### Task description
Every record should be repeated exactly, except that pictures are left out.

### Data provided

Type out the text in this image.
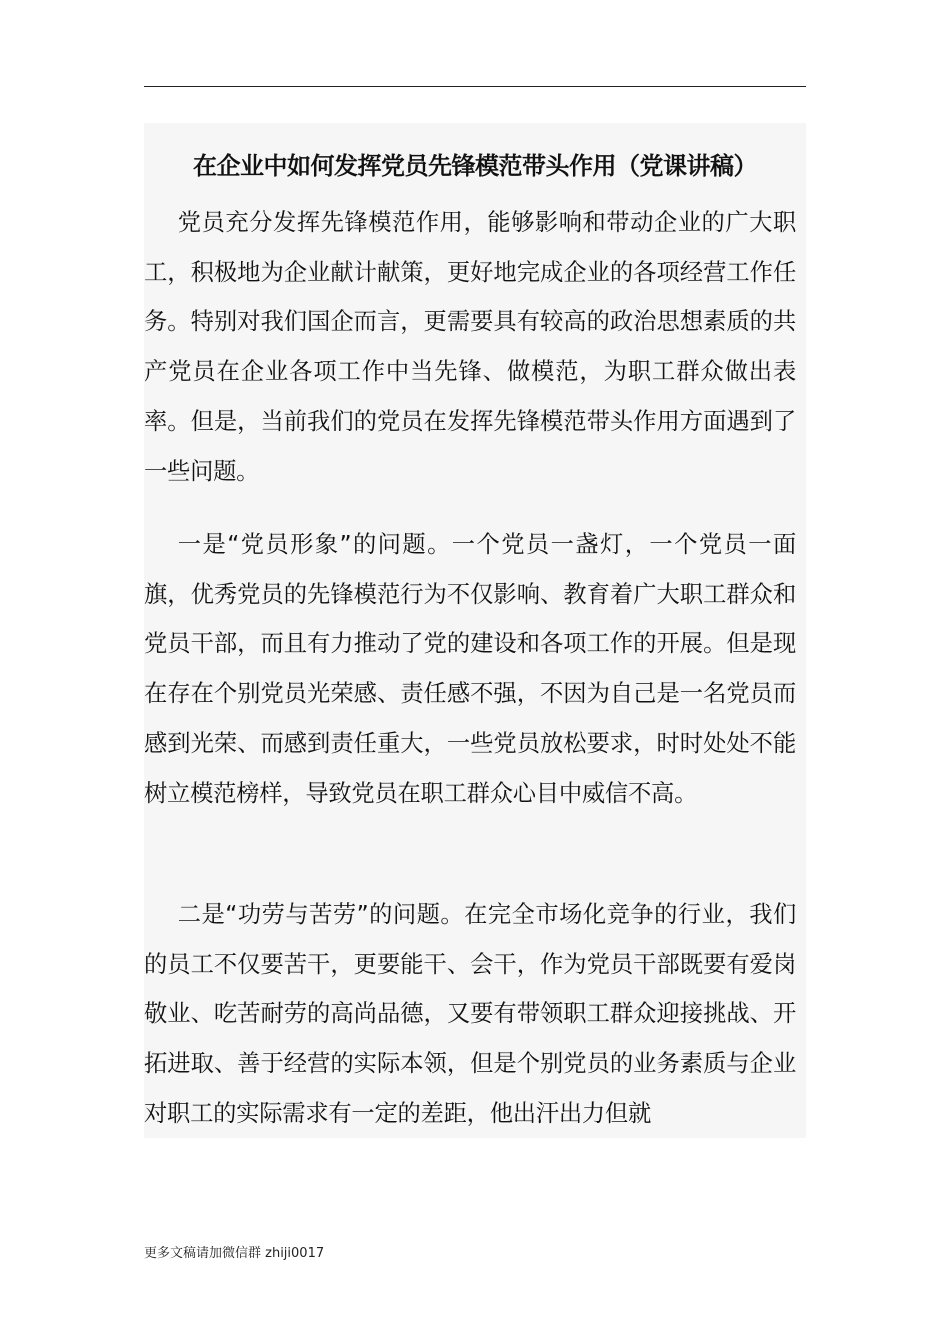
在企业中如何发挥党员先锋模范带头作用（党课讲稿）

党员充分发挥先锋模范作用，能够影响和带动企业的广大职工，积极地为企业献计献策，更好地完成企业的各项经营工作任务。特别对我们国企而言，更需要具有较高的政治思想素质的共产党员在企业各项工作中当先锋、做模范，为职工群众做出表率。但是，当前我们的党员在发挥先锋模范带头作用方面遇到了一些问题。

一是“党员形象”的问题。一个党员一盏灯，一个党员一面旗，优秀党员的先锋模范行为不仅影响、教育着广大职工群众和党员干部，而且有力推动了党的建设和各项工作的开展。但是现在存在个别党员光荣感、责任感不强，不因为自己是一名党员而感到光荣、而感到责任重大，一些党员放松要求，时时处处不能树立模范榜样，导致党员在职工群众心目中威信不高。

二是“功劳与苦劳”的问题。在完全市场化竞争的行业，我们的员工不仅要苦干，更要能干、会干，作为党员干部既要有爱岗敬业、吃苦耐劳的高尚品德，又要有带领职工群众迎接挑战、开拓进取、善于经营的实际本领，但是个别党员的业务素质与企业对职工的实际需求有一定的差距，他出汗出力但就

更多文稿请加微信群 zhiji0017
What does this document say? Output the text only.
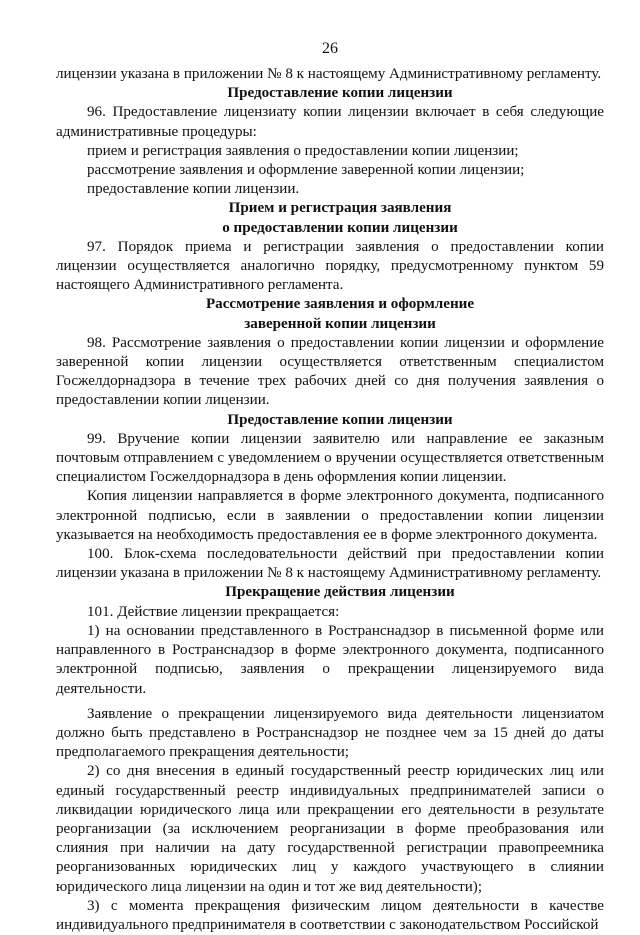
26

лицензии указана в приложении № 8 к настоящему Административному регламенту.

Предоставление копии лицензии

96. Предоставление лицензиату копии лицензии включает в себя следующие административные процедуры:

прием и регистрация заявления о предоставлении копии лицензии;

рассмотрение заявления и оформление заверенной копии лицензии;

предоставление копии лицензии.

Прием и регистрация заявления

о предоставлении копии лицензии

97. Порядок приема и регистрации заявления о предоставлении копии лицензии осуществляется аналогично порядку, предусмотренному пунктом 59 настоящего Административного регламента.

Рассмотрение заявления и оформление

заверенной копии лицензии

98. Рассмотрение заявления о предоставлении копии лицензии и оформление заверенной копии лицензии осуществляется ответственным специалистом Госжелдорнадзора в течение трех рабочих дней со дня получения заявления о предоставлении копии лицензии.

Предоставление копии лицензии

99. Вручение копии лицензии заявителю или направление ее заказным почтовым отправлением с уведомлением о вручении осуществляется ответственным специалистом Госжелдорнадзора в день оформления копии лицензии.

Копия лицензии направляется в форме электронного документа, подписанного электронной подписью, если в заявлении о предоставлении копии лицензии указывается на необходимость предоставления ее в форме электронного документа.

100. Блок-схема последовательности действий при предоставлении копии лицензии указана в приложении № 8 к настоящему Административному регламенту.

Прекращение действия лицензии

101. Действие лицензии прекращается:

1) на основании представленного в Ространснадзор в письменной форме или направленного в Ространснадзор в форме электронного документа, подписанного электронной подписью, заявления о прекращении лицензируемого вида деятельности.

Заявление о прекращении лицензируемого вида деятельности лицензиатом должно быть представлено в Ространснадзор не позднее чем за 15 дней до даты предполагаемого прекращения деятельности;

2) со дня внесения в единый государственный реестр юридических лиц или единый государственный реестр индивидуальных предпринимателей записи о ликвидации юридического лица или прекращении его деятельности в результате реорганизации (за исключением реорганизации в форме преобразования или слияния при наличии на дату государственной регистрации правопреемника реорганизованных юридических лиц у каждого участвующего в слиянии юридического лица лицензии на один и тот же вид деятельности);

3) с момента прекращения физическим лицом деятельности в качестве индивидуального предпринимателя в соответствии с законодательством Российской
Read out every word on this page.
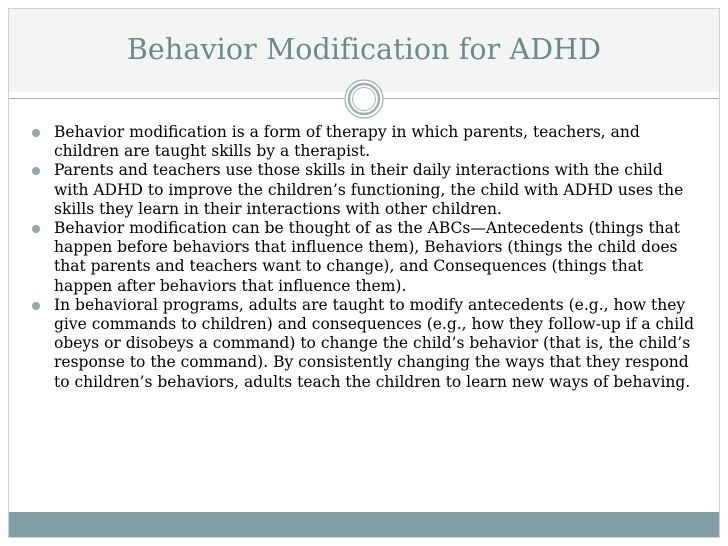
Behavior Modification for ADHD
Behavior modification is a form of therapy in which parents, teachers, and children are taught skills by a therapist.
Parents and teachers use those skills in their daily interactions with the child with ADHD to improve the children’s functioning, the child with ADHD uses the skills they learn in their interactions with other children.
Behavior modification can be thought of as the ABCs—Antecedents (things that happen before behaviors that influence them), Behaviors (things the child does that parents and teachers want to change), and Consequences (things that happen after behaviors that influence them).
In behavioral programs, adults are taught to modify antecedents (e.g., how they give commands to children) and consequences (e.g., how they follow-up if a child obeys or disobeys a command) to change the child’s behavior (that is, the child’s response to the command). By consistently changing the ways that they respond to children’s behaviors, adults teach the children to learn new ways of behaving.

### Task answer
Type out the text in this image.
在企业中如何发挥党员先锋模范带头作用（党课讲稿）

党员充分发挥先锋模范作用，能够影响和带动企业的广大职工，积极地为企业献计献策，更好地完成企业的各项经营工作任务。特别对我们国企而言，更需要具有较高的政治思想素质的共产党员在企业各项工作中当先锋、做模范，为职工群众做出表率。但是，当前我们的党员在发挥先锋模范带头作用方面遇到了一些问题。

一是“党员形象”的问题。一个党员一盏灯，一个党员一面旗，优秀党员的先锋模范行为不仅影响、教育着广大职工群众和党员干部，而且有力推动了党的建设和各项工作的开展。但是现在存在个别党员光荣感、责任感不强，不因为自己是一名党员而感到光荣、而感到责任重大，一些党员放松要求，时时处处不能树立模范榜样，导致党员在职工群众心目中威信不高。

二是“功劳与苦劳”的问题。在完全市场化竞争的行业，我们的员工不仅要苦干，更要能干、会干，作为党员干部既要有爱岗敬业、吃苦耐劳的高尚品德，又要有带领职工群众迎接挑战、开拓进取、善于经营的实际本领，但是个别党员的业务素质与企业对职工的实际需求有一定的差距，他出汗出力但就

更多文稿请加微信群 zhiji0017
What does this document say? Output the text only.
26

лицензии указана в приложении № 8 к настоящему Административному регламенту.

Предоставление копии лицензии

96. Предоставление лицензиату копии лицензии включает в себя следующие административные процедуры:

прием и регистрация заявления о предоставлении копии лицензии;

рассмотрение заявления и оформление заверенной копии лицензии;

предоставление копии лицензии.

Прием и регистрация заявления

о предоставлении копии лицензии

97. Порядок приема и регистрации заявления о предоставлении копии лицензии осуществляется аналогично порядку, предусмотренному пунктом 59 настоящего Административного регламента.

Рассмотрение заявления и оформление

заверенной копии лицензии

98. Рассмотрение заявления о предоставлении копии лицензии и оформление заверенной копии лицензии осуществляется ответственным специалистом Госжелдорнадзора в течение трех рабочих дней со дня получения заявления о предоставлении копии лицензии.

Предоставление копии лицензии

99. Вручение копии лицензии заявителю или направление ее заказным почтовым отправлением с уведомлением о вручении осуществляется ответственным специалистом Госжелдорнадзора в день оформления копии лицензии.

Копия лицензии направляется в форме электронного документа, подписанного электронной подписью, если в заявлении о предоставлении копии лицензии указывается на необходимость предоставления ее в форме электронного документа.

100. Блок-схема последовательности действий при предоставлении копии лицензии указана в приложении № 8 к настоящему Административному регламенту.

Прекращение действия лицензии

101. Действие лицензии прекращается:

1) на основании представленного в Ространснадзор в письменной форме или направленного в Ространснадзор в форме электронного документа, подписанного электронной подписью, заявления о прекращении лицензируемого вида деятельности.

Заявление о прекращении лицензируемого вида деятельности лицензиатом должно быть представлено в Ространснадзор не позднее чем за 15 дней до даты предполагаемого прекращения деятельности;

2) со дня внесения в единый государственный реестр юридических лиц или единый государственный реестр индивидуальных предпринимателей записи о ликвидации юридического лица или прекращении его деятельности в результате реорганизации (за исключением реорганизации в форме преобразования или слияния при наличии на дату государственной регистрации правопреемника реорганизованных юридических лиц у каждого участвующего в слиянии юридического лица лицензии на один и тот же вид деятельности);

3) с момента прекращения физическим лицом деятельности в качестве индивидуального предпринимателя в соответствии с законодательством Российской
Read out every word on this page.
Behavior Modification for ADHD
Behavior modification is a form of therapy in which parents, teachers, and children are taught skills by a therapist.
Parents and teachers use those skills in their daily interactions with the child with ADHD to improve the children’s functioning, the child with ADHD uses the skills they learn in their interactions with other children.
Behavior modification can be thought of as the ABCs—Antecedents (things that happen before behaviors that influence them), Behaviors (things the child does that parents and teachers want to change), and Consequences (things that happen after behaviors that influence them).
In behavioral programs, adults are taught to modify antecedents (e.g., how they give commands to children) and consequences (e.g., how they follow-up if a child obeys or disobeys a command) to change the child’s behavior (that is, the child’s response to the command). By consistently changing the ways that they respond to children’s behaviors, adults teach the children to learn new ways of behaving.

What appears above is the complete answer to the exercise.